## What the task requires
Pull out every line below holding the word "houses".

Records:
○ ○ ○ ○

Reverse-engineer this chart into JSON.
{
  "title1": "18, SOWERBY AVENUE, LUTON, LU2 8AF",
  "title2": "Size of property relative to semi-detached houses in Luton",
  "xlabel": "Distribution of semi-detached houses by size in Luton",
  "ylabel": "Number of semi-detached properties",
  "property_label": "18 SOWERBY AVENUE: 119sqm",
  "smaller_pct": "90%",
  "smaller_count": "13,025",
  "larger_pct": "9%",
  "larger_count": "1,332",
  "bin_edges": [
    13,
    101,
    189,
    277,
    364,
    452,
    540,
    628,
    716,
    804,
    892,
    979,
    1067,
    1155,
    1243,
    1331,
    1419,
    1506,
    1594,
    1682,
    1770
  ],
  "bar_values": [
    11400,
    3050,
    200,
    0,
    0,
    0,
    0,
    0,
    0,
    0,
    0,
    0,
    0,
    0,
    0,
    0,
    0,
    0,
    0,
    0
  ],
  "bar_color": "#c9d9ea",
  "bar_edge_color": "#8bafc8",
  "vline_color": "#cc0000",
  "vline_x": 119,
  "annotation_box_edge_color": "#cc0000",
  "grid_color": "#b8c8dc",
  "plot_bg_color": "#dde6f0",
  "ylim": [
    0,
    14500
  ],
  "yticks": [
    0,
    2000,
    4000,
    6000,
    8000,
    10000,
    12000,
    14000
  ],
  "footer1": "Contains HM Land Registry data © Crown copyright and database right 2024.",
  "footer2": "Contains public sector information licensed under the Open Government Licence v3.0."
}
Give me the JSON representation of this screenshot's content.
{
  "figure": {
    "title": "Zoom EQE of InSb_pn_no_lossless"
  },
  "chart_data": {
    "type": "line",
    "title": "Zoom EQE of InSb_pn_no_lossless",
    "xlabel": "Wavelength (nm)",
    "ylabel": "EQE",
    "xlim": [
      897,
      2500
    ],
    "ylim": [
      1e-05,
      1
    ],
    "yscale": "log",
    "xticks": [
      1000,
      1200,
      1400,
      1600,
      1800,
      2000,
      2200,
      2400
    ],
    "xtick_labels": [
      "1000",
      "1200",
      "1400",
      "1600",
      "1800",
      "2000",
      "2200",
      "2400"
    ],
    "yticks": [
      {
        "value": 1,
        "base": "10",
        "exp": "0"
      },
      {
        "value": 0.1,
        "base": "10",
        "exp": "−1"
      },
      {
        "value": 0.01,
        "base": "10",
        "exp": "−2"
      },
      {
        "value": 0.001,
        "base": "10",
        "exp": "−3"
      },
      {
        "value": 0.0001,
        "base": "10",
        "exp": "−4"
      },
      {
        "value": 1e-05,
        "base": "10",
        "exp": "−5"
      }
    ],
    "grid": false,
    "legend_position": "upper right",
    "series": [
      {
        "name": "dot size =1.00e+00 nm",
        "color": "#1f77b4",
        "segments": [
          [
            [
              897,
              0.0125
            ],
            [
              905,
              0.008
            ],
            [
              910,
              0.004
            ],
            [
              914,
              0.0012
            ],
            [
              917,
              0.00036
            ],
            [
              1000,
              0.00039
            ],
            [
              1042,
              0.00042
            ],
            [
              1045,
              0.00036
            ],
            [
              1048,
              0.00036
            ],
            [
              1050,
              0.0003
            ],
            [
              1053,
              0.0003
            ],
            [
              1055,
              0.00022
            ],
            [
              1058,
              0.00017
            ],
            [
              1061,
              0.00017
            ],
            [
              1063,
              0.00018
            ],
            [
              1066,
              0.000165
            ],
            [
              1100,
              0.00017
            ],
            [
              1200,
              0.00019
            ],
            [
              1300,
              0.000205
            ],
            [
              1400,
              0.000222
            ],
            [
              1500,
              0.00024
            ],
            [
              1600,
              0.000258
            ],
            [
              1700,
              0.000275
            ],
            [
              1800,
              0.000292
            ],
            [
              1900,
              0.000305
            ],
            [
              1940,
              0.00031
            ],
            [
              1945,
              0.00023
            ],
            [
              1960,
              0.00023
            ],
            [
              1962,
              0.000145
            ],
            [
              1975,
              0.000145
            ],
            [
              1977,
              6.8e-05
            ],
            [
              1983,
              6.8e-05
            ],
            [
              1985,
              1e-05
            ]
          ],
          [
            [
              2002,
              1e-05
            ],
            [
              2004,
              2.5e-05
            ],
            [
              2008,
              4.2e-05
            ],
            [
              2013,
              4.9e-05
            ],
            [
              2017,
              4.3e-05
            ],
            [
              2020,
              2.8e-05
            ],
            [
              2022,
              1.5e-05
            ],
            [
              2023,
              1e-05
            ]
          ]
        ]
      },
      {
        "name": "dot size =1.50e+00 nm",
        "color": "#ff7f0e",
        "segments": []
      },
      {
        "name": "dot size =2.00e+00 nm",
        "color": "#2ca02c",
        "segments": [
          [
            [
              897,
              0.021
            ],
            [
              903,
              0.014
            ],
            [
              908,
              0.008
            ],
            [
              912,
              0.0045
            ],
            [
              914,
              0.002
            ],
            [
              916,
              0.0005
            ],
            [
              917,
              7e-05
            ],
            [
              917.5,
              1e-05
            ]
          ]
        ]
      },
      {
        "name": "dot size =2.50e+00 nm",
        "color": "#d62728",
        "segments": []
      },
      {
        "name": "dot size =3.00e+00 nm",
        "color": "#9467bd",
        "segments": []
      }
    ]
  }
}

○ ○ ○ ○

## Solution for this task
  "title2": "Size of property relative to semi-detached houses in Luton",
  "xlabel": "Distribution of semi-detached houses by size in Luton",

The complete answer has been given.